- _Records for the task_:
** begin **
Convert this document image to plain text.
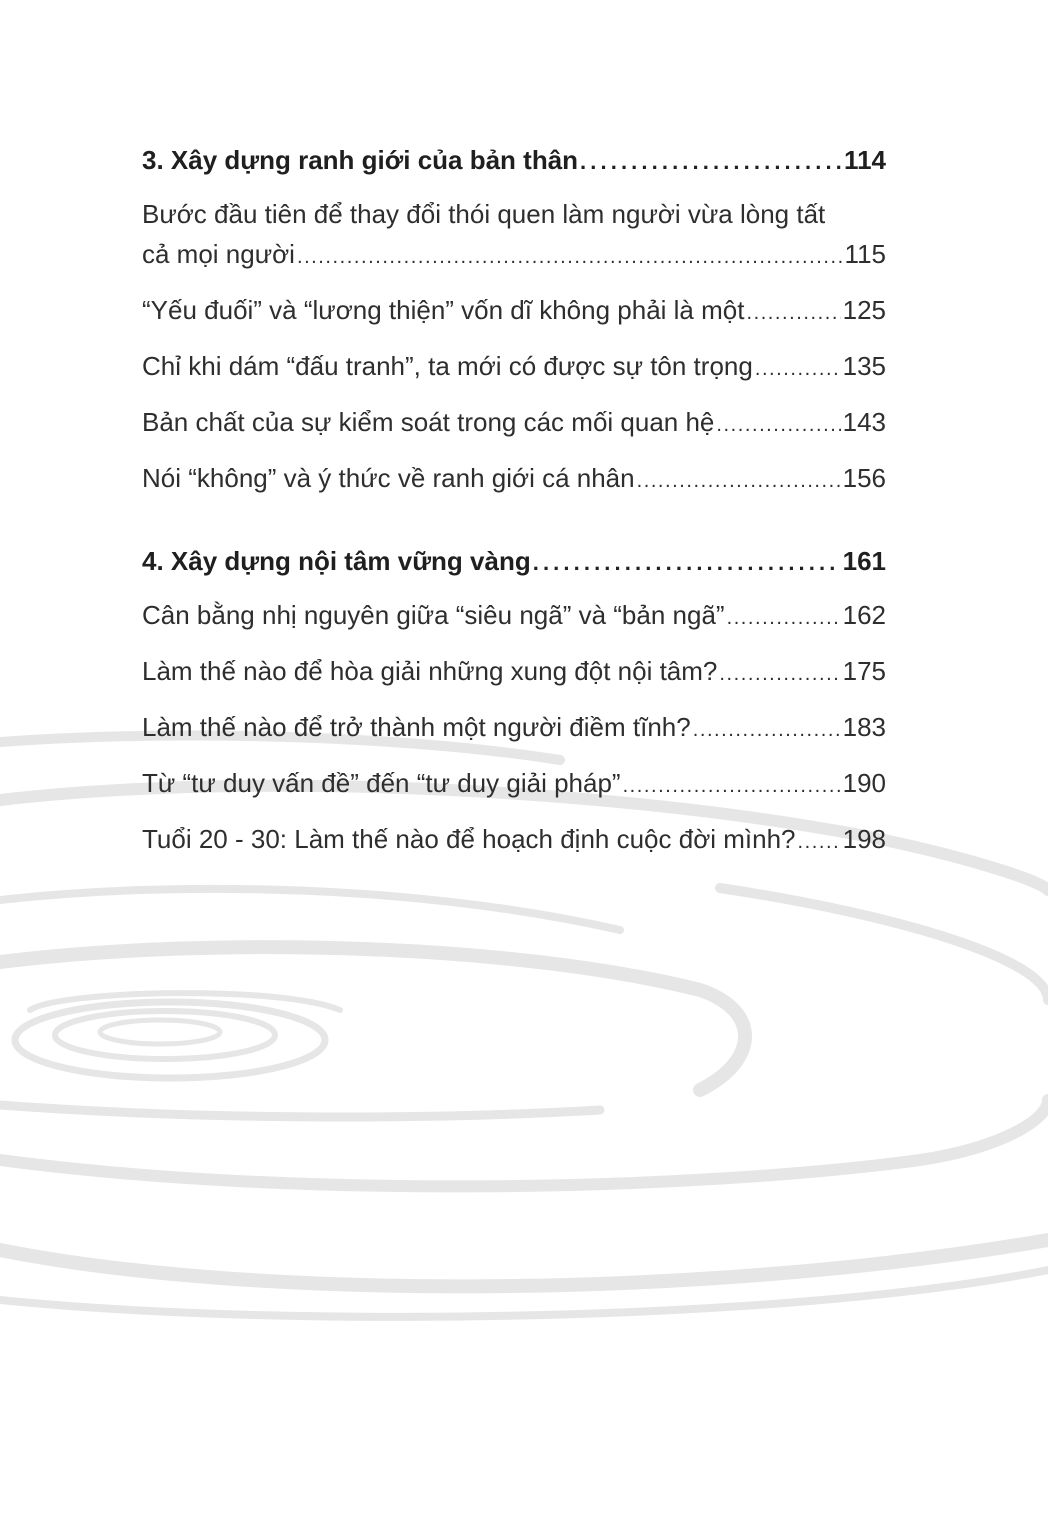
3. Xây dựng ranh giới của bản thân . . .	114
Bước đầu tiên để thay đổi thói quen làm người vừa lòng tất
cả mọi người . . .	115
“Yếu đuối” và “lương thiện” vốn dĩ không phải là một . . .	125
Chỉ khi dám “đấu tranh”, ta mới có được sự tôn trọng . . .	135
Bản chất của sự kiểm soát trong các mối quan hệ . . .	143
Nói “không” và ý thức về ranh giới cá nhân . . .	156
4. Xây dựng nội tâm vững vàng . . .	161
Cân bằng nhị nguyên giữa “siêu ngã” và “bản ngã” . . .	162
Làm thế nào để hòa giải những xung đột nội tâm? . . .	175
Làm thế nào để trở thành một người điềm tĩnh? . . .	183
Từ “tư duy vấn đề” đến “tư duy giải pháp” . . .	190
Tuổi 20 - 30: Làm thế nào để hoạch định cuộc đời mình? . . . 198
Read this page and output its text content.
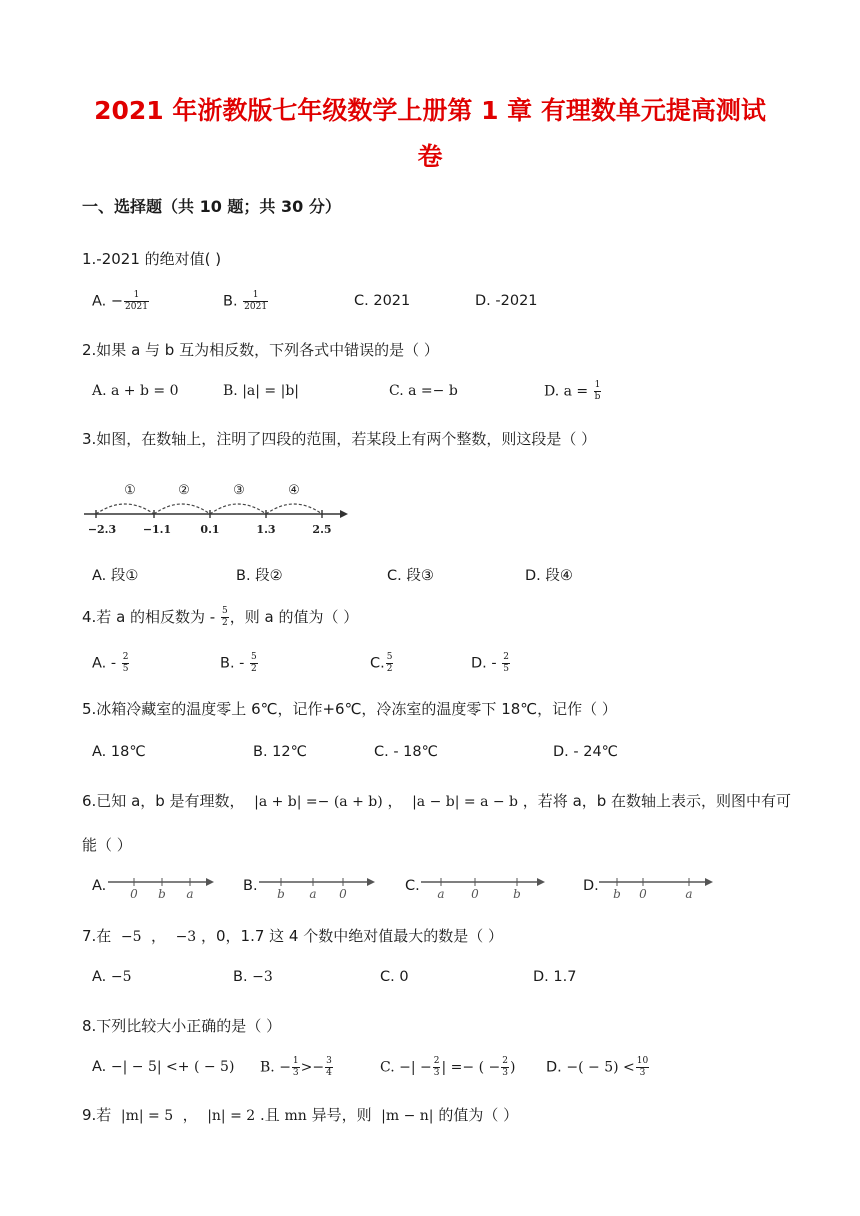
2021 年浙教版七年级数学上册第 1 章 有理数单元提高测试
卷
一、选择题（共 10 题；共 30 分）
1.-2021 的绝对值( )
A. − $\frac{1}{2021}$	B. $\frac{1}{2021}$	C. 2021	D. -2021
2.如果 a 与 b 互为相反数，下列各式中错误的是（ ）
A. a + b = 0	B. |a| = |b|	C. a =− b	D. $a = \frac{1}{b}$
3.如图，在数轴上，注明了四段的范围，若某段上有两个整数，则这段是（ ）
①	②	③	④
−2.3 −1.1	0.1	1.3	2.5
A. 段①	B. 段②	C. 段③	D. 段④
4.若 a 的相反数为 - $\frac{5}{2}$ ，则 a 的值为（ ）
A. - $\frac{2}{5}$	B. - $\frac{5}{2}$	C. $\frac{5}{2}$	D. - $\frac{2}{5}$
5.冰箱冷藏室的温度零上 6℃，记作+6℃，冷冻室的温度零下 18℃，记作（ ）
A. 18℃	B. 12℃	C. - 18℃	D. - 24℃
6.已知 a，b 是有理数， |a + b| =− (a + b) ， |a − b| = a − b ，若将 a，b 在数轴上表示，则图中有可
能（ ）
A. 0 b a	B. b a 0	C. a 0	b	D. b 0	a
7.在 −5  ，  −3 ，0，1.7 这 4 个数中绝对值最大的数是（ ）
A. −5	B. −3	C. 0	D. 1.7
8.下列比较大小正确的是（ ）
A. −| − 5| <+ ( − 5) B. − $\frac{1}{3} >- \frac{3}{4}$	C. −| − $\frac{2}{3}$ | =− ( − $\frac{2}{3}$ ) D. −( − $5) < \frac{10}{3}$
9.若 |m| = 5  ，  |n| = 2 .且 mn 异号，则 |m − n| 的值为（ ）
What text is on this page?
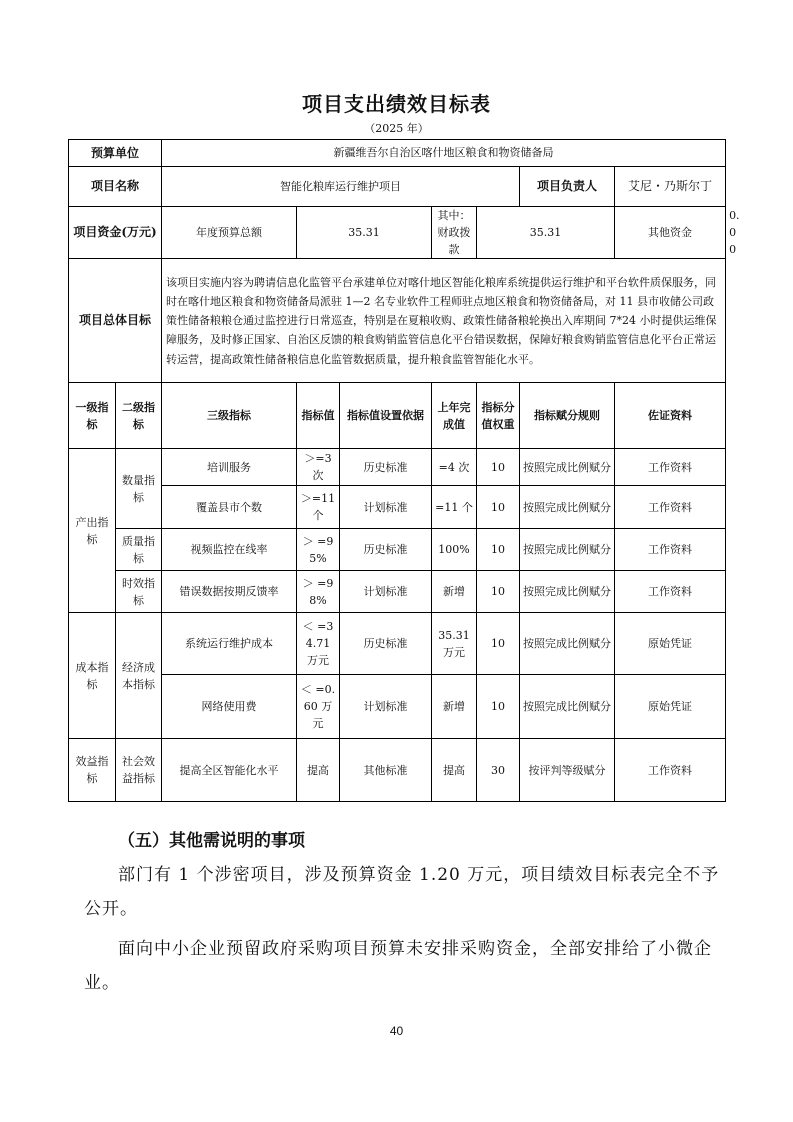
项目支出绩效目标表
（2025 年）
预算单位		新疆维吾尔自治区喀什地区粮食和物资储备局							
项目名称		智能化粮库运行维护项目					项目负责人	艾尼・乃斯尔丁	
项目资金(万元)		年度预算总额	35.31		其中：财政拨款	35.31		其他资金	0.00
项目总体目标		该项目实施内容为聘请信息化监管平台承建单位对喀什地区智能化粮库系统提供运行维护和平台软件质保服务，同时在喀什地区粮食和物资储备局派驻 1—2 名专业软件工程师驻点地区粮食和物资储备局，对 11 县市收储公司政策性储备粮粮仓通过监控进行日常巡查，特别是在夏粮收购、政策性储备粮轮换出入库期间 7*24 小时提供运维保障服务，及时修正国家、自治区反馈的粮食购销监管信息化平台错误数据，保障好粮食购销监管信息化平台正常运转运营，提高政策性储备粮信息化监管数据质量，提升粮食监管智能化水平。							
一级指标	二级指标	三级指标	指标值	指标值设置依据	上年完成值	指标分值权重	指标赋分规则	佐证资料	
产出指标	数量指标	培训服务	＞=3 次	历史标准	=4 次	10	按照完成比例赋分	工作资料	
		覆盖县市个数	＞=11 个	计划标准	=11 个	10	按照完成比例赋分	工作资料	
	质量指标	视频监控在线率	＞ =95%	历史标准	100%	10	按照完成比例赋分	工作资料	
	时效指标	错误数据按期反馈率	＞ =98%	计划标准	新增	10	按照完成比例赋分	工作资料	
成本指标	经济成本指标	系统运行维护成本	＜ =34.71 万元	历史标准	35.31 万元	10	按照完成比例赋分	原始凭证	
		网络使用费	＜ =0.60 万元	计划标准	新增	10	按照完成比例赋分	原始凭证	
效益指标	社会效益指标	提高全区智能化水平	提高	其他标准	提高	30	按评判等级赋分	工作资料	
（五）其他需说明的事项
部门有 1 个涉密项目，涉及预算资金 1.20 万元，项目绩效目标表完全不予公开。
面向中小企业预留政府采购项目预算未安排采购资金，全部安排给了小微企业。
40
** end **
- _Exercise_: Give again the lines from the line that contains "What text is on this page?" through the last line of the material above, exactly and with both ends included. Omit the pictures.

- _Written solution_:
What text is on this page?
项目支出绩效目标表
（2025 年）
预算单位		新疆维吾尔自治区喀什地区粮食和物资储备局							
项目名称		智能化粮库运行维护项目					项目负责人	艾尼・乃斯尔丁	
项目资金(万元)		年度预算总额	35.31		其中：财政拨款	35.31		其他资金	0.00
项目总体目标		该项目实施内容为聘请信息化监管平台承建单位对喀什地区智能化粮库系统提供运行维护和平台软件质保服务，同时在喀什地区粮食和物资储备局派驻 1—2 名专业软件工程师驻点地区粮食和物资储备局，对 11 县市收储公司政策性储备粮粮仓通过监控进行日常巡查，特别是在夏粮收购、政策性储备粮轮换出入库期间 7*24 小时提供运维保障服务，及时修正国家、自治区反馈的粮食购销监管信息化平台错误数据，保障好粮食购销监管信息化平台正常运转运营，提高政策性储备粮信息化监管数据质量，提升粮食监管智能化水平。							
一级指标	二级指标	三级指标	指标值	指标值设置依据	上年完成值	指标分值权重	指标赋分规则	佐证资料	
产出指标	数量指标	培训服务	＞=3 次	历史标准	=4 次	10	按照完成比例赋分	工作资料	
		覆盖县市个数	＞=11 个	计划标准	=11 个	10	按照完成比例赋分	工作资料	
	质量指标	视频监控在线率	＞ =95%	历史标准	100%	10	按照完成比例赋分	工作资料	
	时效指标	错误数据按期反馈率	＞ =98%	计划标准	新增	10	按照完成比例赋分	工作资料	
成本指标	经济成本指标	系统运行维护成本	＜ =34.71 万元	历史标准	35.31 万元	10	按照完成比例赋分	原始凭证	
		网络使用费	＜ =0.60 万元	计划标准	新增	10	按照完成比例赋分	原始凭证	
效益指标	社会效益指标	提高全区智能化水平	提高	其他标准	提高	30	按评判等级赋分	工作资料	
（五）其他需说明的事项
部门有 1 个涉密项目，涉及预算资金 1.20 万元，项目绩效目标表完全不予公开。
面向中小企业预留政府采购项目预算未安排采购资金，全部安排给了小微企业。
40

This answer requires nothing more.